EXERCISE INPUT:
+-------+

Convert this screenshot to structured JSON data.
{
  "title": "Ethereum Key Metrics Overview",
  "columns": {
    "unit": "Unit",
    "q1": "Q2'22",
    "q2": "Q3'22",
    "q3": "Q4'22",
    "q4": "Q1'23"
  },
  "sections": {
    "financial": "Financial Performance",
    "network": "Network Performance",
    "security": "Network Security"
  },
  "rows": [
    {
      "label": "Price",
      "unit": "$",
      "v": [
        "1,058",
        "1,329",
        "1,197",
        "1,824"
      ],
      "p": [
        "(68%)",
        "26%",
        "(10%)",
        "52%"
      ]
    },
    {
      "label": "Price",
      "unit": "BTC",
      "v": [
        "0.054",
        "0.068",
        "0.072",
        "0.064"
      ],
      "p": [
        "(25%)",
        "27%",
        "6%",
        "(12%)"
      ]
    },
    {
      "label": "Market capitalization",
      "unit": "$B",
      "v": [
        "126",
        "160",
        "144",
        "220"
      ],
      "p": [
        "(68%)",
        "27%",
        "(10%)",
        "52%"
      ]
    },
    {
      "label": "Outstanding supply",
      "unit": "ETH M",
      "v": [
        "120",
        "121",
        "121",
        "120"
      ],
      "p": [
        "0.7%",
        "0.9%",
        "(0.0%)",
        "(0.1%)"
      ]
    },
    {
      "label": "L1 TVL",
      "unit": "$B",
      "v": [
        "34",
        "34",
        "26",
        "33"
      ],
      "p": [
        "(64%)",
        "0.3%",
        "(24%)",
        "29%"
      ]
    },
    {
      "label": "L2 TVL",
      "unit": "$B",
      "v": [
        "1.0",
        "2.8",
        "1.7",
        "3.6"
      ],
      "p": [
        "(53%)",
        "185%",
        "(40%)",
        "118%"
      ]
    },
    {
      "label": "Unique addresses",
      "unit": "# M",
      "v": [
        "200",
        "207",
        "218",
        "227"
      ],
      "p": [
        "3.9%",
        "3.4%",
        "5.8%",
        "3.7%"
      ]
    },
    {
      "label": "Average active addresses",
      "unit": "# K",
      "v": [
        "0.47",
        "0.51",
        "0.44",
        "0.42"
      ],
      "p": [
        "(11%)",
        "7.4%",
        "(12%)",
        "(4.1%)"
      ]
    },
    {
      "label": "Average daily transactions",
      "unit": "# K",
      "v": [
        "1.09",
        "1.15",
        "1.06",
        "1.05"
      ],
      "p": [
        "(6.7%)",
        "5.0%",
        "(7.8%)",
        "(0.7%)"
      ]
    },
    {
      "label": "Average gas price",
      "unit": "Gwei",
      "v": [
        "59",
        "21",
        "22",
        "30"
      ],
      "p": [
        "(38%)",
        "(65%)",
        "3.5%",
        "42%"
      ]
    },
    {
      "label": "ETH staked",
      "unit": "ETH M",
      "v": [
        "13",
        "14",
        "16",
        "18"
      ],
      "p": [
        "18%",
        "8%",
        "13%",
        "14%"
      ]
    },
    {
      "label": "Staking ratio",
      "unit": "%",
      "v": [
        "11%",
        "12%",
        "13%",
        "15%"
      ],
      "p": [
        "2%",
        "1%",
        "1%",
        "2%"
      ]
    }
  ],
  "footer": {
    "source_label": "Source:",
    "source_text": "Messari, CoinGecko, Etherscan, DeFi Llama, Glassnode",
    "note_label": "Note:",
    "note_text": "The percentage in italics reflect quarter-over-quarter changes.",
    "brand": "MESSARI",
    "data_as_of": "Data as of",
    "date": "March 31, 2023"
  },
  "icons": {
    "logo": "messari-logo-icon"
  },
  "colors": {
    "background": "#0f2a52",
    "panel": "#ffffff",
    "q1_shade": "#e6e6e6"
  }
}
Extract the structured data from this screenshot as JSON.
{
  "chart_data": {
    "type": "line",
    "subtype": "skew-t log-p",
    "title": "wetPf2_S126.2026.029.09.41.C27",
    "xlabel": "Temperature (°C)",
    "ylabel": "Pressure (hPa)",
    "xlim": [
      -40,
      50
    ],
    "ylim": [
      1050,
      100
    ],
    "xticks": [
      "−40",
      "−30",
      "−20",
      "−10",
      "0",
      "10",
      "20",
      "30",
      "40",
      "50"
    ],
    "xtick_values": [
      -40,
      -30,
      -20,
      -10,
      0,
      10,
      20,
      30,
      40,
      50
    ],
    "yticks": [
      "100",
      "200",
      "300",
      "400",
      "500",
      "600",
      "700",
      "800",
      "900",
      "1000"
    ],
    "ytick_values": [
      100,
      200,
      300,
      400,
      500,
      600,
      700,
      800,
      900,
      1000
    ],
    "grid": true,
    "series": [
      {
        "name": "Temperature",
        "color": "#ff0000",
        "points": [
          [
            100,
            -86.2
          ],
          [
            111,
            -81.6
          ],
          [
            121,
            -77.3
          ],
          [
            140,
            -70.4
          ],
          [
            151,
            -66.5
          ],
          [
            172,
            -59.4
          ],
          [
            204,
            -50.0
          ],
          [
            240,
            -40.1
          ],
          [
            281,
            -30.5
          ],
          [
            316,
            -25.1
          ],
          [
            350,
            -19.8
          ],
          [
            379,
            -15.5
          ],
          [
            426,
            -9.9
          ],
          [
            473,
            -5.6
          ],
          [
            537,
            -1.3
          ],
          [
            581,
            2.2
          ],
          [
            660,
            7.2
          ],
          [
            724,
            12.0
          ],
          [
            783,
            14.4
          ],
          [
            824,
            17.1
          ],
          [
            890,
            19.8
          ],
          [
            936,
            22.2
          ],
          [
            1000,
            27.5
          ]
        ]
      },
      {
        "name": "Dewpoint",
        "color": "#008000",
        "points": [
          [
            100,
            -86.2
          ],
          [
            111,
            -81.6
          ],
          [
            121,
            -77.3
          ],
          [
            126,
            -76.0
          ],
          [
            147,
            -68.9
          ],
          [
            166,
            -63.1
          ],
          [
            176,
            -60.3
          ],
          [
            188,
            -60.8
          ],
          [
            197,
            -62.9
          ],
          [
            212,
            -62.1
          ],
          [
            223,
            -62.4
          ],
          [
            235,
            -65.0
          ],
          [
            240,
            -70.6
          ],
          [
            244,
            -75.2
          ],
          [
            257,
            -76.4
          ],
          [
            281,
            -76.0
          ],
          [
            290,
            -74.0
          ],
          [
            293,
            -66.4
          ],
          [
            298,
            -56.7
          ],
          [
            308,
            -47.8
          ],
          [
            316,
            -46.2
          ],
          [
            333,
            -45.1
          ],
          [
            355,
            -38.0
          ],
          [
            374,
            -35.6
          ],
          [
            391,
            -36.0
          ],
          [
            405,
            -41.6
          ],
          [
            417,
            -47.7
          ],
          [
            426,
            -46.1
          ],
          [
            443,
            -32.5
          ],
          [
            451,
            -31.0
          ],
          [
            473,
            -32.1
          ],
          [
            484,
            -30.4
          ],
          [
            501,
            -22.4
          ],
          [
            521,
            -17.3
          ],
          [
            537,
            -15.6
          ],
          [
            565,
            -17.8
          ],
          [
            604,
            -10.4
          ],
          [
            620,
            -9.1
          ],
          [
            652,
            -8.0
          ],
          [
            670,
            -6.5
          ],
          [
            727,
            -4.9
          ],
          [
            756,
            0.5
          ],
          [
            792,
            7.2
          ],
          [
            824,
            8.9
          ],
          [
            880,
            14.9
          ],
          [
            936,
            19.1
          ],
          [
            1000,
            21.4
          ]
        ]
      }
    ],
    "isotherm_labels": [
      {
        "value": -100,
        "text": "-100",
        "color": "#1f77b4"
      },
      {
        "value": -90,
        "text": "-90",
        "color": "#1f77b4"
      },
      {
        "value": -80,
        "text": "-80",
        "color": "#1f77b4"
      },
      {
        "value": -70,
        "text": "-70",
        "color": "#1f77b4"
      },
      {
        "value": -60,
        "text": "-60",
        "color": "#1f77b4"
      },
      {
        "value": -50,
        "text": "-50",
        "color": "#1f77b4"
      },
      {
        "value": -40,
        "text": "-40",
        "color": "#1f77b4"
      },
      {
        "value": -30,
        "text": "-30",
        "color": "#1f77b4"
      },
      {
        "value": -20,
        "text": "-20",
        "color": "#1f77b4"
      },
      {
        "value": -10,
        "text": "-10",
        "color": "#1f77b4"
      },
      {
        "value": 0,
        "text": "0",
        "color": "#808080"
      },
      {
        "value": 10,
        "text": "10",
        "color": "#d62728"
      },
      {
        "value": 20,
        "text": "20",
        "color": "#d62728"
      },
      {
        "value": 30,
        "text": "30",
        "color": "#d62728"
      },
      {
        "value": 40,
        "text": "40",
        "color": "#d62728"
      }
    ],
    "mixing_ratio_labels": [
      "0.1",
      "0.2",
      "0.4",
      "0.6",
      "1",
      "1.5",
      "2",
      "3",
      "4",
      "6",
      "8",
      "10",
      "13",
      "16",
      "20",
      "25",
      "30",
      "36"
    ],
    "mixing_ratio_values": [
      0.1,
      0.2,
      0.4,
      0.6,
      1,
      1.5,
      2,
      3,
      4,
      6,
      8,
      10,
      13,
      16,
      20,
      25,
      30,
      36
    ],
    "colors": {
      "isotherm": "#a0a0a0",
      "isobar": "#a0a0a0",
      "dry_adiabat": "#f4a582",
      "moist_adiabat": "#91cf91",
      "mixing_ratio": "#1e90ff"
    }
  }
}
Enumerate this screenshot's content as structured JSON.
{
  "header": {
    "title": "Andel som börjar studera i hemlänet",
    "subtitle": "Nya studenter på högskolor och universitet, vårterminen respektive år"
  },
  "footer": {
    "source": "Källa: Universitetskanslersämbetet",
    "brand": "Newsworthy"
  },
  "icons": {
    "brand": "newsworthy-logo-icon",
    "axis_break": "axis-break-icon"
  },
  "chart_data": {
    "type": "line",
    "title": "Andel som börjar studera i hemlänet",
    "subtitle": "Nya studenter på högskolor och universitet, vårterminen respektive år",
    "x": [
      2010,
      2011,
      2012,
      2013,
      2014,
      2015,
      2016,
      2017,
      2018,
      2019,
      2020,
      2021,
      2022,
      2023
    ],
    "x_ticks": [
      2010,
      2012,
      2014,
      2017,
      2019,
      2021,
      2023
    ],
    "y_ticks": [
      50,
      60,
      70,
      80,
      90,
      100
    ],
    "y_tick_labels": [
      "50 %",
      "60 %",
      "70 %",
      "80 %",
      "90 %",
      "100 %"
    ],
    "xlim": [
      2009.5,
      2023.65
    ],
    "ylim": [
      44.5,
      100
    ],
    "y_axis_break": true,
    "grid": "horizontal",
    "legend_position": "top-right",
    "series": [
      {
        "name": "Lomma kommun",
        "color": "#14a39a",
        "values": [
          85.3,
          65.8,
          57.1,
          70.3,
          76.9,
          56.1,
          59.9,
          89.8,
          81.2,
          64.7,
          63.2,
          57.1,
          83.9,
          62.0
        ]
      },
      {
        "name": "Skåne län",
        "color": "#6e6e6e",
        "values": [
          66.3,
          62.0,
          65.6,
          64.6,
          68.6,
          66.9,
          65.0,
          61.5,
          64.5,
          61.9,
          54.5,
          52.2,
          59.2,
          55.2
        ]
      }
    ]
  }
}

+-------+

PROBLEM STATEMENT: Reply with only the number of lines in the entries that contain the word "JSON".

RESULT OF THE EXERCISE: 3